### DIRECTION
Please print the full listing exactly.

— START DATA FOR THIS TASK —

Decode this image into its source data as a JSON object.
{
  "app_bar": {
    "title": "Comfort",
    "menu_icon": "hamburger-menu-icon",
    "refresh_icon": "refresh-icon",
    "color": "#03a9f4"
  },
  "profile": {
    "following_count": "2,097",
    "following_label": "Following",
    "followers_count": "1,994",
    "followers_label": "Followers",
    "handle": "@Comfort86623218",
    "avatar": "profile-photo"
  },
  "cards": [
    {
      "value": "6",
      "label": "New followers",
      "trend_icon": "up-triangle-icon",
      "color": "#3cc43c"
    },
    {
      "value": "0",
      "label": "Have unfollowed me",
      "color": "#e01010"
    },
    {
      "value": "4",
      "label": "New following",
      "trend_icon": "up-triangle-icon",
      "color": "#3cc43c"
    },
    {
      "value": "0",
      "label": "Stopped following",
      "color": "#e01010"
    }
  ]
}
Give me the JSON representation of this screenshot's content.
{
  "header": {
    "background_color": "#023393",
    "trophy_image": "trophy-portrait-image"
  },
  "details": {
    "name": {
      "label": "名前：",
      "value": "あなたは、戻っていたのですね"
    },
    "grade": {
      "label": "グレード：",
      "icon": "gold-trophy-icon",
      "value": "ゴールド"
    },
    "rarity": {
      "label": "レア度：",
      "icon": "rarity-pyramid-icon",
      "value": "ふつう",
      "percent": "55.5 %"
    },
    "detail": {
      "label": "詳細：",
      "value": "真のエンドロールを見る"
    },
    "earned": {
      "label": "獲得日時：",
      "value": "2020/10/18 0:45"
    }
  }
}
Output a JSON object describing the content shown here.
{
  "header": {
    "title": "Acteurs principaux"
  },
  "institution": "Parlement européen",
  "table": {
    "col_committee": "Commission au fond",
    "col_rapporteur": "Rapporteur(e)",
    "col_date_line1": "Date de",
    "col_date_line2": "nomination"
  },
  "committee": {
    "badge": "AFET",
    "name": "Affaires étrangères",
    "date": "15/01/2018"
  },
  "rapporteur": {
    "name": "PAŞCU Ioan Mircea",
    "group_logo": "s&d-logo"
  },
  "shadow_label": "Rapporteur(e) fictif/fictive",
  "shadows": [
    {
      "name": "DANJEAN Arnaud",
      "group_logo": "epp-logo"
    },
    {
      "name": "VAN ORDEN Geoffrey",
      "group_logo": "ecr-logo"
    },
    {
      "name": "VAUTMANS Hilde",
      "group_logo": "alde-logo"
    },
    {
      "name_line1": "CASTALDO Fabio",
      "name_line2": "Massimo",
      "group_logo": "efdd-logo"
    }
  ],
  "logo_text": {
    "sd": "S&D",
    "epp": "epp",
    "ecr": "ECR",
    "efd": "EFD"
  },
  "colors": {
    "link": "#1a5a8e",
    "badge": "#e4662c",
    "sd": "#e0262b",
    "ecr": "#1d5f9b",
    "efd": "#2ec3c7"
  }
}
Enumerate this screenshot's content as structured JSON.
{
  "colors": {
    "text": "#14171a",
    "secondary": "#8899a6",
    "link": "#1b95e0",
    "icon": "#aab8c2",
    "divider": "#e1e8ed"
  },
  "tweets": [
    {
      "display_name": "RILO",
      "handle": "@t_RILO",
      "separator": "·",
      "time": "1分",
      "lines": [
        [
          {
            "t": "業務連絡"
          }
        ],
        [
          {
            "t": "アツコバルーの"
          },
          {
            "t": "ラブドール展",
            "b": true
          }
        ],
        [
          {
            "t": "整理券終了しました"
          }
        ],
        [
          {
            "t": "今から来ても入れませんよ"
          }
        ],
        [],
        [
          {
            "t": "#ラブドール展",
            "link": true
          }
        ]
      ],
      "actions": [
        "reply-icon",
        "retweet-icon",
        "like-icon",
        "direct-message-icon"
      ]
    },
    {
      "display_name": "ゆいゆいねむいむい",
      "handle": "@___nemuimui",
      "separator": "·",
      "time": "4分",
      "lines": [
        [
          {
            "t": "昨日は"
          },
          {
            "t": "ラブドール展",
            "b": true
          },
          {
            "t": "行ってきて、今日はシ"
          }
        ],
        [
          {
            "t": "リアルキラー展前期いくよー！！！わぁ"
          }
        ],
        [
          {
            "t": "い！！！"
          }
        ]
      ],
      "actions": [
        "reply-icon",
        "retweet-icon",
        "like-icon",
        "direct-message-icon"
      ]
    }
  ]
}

— END DATA FOR THIS TASK —

### THE COMPLETED TASK
Decode this image into its source data as a JSON object.
{
  "app_bar": {
    "title": "Comfort",
    "menu_icon": "hamburger-menu-icon",
    "refresh_icon": "refresh-icon",
    "color": "#03a9f4"
  },
  "profile": {
    "following_count": "2,097",
    "following_label": "Following",
    "followers_count": "1,994",
    "followers_label": "Followers",
    "handle": "@Comfort86623218",
    "avatar": "profile-photo"
  },
  "cards": [
    {
      "value": "6",
      "label": "New followers",
      "trend_icon": "up-triangle-icon",
      "color": "#3cc43c"
    },
    {
      "value": "0",
      "label": "Have unfollowed me",
      "color": "#e01010"
    },
    {
      "value": "4",
      "label": "New following",
      "trend_icon": "up-triangle-icon",
      "color": "#3cc43c"
    },
    {
      "value": "0",
      "label": "Stopped following",
      "color": "#e01010"
    }
  ]
}
Give me the JSON representation of this screenshot's content.
{
  "header": {
    "background_color": "#023393",
    "trophy_image": "trophy-portrait-image"
  },
  "details": {
    "name": {
      "label": "名前：",
      "value": "あなたは、戻っていたのですね"
    },
    "grade": {
      "label": "グレード：",
      "icon": "gold-trophy-icon",
      "value": "ゴールド"
    },
    "rarity": {
      "label": "レア度：",
      "icon": "rarity-pyramid-icon",
      "value": "ふつう",
      "percent": "55.5 %"
    },
    "detail": {
      "label": "詳細：",
      "value": "真のエンドロールを見る"
    },
    "earned": {
      "label": "獲得日時：",
      "value": "2020/10/18 0:45"
    }
  }
}
Output a JSON object describing the content shown here.
{
  "header": {
    "title": "Acteurs principaux"
  },
  "institution": "Parlement européen",
  "table": {
    "col_committee": "Commission au fond",
    "col_rapporteur": "Rapporteur(e)",
    "col_date_line1": "Date de",
    "col_date_line2": "nomination"
  },
  "committee": {
    "badge": "AFET",
    "name": "Affaires étrangères",
    "date": "15/01/2018"
  },
  "rapporteur": {
    "name": "PAŞCU Ioan Mircea",
    "group_logo": "s&d-logo"
  },
  "shadow_label": "Rapporteur(e) fictif/fictive",
  "shadows": [
    {
      "name": "DANJEAN Arnaud",
      "group_logo": "epp-logo"
    },
    {
      "name": "VAN ORDEN Geoffrey",
      "group_logo": "ecr-logo"
    },
    {
      "name": "VAUTMANS Hilde",
      "group_logo": "alde-logo"
    },
    {
      "name_line1": "CASTALDO Fabio",
      "name_line2": "Massimo",
      "group_logo": "efdd-logo"
    }
  ],
  "logo_text": {
    "sd": "S&D",
    "epp": "epp",
    "ecr": "ECR",
    "efd": "EFD"
  },
  "colors": {
    "link": "#1a5a8e",
    "badge": "#e4662c",
    "sd": "#e0262b",
    "ecr": "#1d5f9b",
    "efd": "#2ec3c7"
  }
}
Enumerate this screenshot's content as structured JSON.
{
  "colors": {
    "text": "#14171a",
    "secondary": "#8899a6",
    "link": "#1b95e0",
    "icon": "#aab8c2",
    "divider": "#e1e8ed"
  },
  "tweets": [
    {
      "display_name": "RILO",
      "handle": "@t_RILO",
      "separator": "·",
      "time": "1分",
      "lines": [
        [
          {
            "t": "業務連絡"
          }
        ],
        [
          {
            "t": "アツコバルーの"
          },
          {
            "t": "ラブドール展",
            "b": true
          }
        ],
        [
          {
            "t": "整理券終了しました"
          }
        ],
        [
          {
            "t": "今から来ても入れませんよ"
          }
        ],
        [],
        [
          {
            "t": "#ラブドール展",
            "link": true
          }
        ]
      ],
      "actions": [
        "reply-icon",
        "retweet-icon",
        "like-icon",
        "direct-message-icon"
      ]
    },
    {
      "display_name": "ゆいゆいねむいむい",
      "handle": "@___nemuimui",
      "separator": "·",
      "time": "4分",
      "lines": [
        [
          {
            "t": "昨日は"
          },
          {
            "t": "ラブドール展",
            "b": true
          },
          {
            "t": "行ってきて、今日はシ"
          }
        ],
        [
          {
            "t": "リアルキラー展前期いくよー！！！わぁ"
          }
        ],
        [
          {
            "t": "い！！！"
          }
        ]
      ],
      "actions": [
        "reply-icon",
        "retweet-icon",
        "like-icon",
        "direct-message-icon"
      ]
    }
  ]
}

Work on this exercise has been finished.